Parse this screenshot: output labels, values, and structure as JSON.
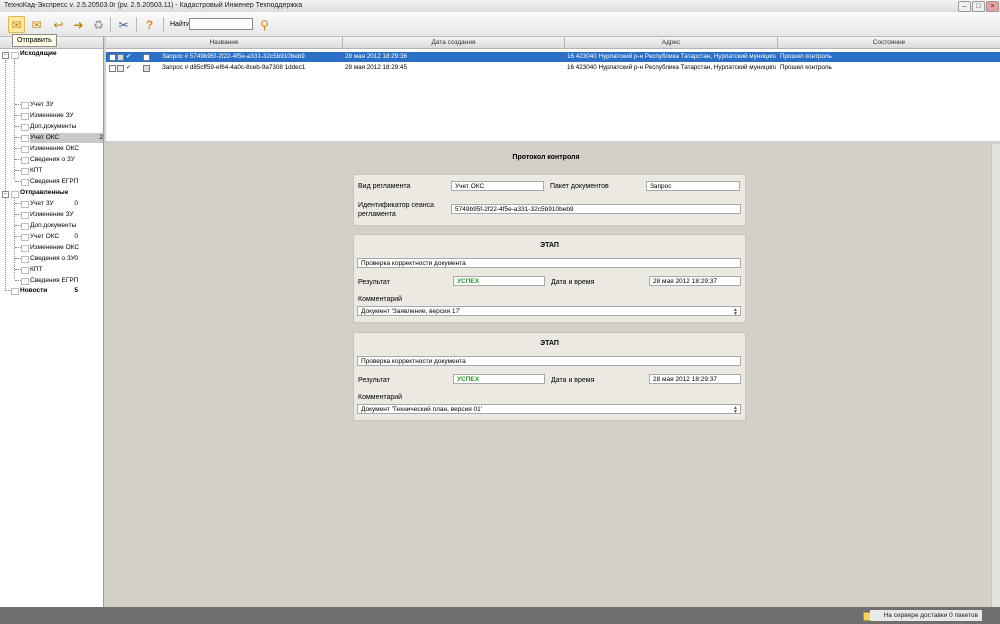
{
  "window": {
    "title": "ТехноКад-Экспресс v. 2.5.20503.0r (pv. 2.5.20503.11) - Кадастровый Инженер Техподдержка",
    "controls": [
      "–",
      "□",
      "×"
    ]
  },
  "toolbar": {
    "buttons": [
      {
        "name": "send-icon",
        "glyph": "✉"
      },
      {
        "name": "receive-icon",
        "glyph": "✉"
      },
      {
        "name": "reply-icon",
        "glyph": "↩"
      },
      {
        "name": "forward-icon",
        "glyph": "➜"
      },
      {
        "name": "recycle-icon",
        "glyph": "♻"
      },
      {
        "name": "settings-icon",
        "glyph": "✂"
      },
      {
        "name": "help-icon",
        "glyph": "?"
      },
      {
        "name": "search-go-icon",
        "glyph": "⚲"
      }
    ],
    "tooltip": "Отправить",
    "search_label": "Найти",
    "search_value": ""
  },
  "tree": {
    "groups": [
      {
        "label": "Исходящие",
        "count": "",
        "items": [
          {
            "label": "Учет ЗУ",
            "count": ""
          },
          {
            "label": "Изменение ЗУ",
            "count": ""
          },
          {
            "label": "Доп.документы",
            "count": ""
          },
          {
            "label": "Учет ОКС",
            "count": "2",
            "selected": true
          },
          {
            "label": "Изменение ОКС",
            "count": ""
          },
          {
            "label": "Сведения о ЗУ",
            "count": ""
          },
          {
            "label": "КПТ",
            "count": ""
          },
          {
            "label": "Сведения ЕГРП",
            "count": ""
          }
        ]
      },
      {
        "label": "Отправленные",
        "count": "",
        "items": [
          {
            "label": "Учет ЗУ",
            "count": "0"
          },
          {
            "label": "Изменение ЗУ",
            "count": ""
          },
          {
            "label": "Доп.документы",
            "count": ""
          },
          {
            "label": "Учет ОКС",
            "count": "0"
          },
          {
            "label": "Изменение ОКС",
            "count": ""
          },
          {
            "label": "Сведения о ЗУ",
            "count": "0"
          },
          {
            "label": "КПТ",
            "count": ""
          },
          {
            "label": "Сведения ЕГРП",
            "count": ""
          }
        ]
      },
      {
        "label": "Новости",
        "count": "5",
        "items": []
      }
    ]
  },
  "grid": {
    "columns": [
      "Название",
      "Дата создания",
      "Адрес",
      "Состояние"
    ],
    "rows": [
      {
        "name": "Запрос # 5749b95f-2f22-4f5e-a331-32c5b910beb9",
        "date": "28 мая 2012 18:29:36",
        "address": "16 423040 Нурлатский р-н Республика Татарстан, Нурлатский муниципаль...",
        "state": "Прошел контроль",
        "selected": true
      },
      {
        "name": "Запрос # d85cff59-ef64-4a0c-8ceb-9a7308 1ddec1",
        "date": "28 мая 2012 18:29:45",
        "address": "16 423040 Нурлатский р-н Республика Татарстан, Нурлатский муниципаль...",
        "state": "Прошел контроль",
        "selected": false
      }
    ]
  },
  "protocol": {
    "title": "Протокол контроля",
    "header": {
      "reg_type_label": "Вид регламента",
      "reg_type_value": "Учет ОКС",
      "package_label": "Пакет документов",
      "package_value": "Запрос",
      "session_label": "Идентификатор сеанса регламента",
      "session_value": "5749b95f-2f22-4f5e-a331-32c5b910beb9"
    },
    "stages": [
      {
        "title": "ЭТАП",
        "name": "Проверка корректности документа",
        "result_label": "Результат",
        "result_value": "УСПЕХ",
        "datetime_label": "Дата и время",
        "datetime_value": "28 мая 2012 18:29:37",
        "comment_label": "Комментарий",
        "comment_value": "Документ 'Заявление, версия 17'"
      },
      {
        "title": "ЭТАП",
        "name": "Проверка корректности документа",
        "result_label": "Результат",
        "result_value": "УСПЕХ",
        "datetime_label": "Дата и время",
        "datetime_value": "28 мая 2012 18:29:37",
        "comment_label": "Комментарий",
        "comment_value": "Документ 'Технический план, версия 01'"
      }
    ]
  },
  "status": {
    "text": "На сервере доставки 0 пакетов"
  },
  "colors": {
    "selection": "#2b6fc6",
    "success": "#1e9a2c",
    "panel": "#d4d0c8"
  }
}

* * *

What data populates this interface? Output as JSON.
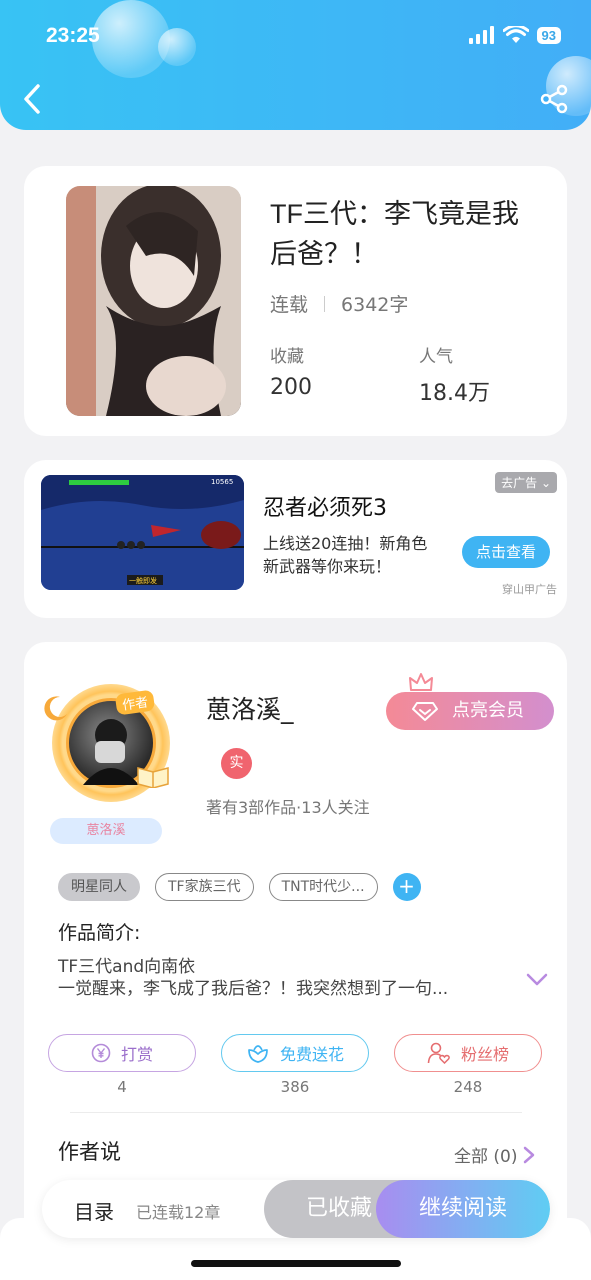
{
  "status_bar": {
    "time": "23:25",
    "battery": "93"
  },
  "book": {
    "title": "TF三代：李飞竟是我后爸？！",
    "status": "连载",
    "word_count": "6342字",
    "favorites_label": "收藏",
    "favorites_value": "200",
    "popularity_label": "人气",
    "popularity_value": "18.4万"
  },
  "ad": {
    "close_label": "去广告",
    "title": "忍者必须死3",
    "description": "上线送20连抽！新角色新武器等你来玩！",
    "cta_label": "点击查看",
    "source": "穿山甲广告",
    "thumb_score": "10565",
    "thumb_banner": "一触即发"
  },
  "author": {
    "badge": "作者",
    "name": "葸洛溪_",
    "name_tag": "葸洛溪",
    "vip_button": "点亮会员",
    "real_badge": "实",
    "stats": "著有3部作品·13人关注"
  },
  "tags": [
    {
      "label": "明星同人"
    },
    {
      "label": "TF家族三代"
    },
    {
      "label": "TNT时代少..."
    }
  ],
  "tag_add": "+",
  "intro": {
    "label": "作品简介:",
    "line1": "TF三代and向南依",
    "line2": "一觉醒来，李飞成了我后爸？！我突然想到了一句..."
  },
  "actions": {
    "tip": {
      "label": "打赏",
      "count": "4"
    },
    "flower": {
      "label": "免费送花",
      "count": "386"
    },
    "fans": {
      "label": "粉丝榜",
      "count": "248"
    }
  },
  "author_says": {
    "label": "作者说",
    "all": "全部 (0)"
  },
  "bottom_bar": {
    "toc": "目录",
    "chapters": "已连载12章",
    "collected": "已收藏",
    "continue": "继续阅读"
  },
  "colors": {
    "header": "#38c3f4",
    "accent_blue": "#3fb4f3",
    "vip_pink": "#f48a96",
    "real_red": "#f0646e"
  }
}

» **Work to do**
Wherever a line in the data above holds "selected", copy that line.

» **Finished task**
            "selected": true
        "selected": true
        "selected": false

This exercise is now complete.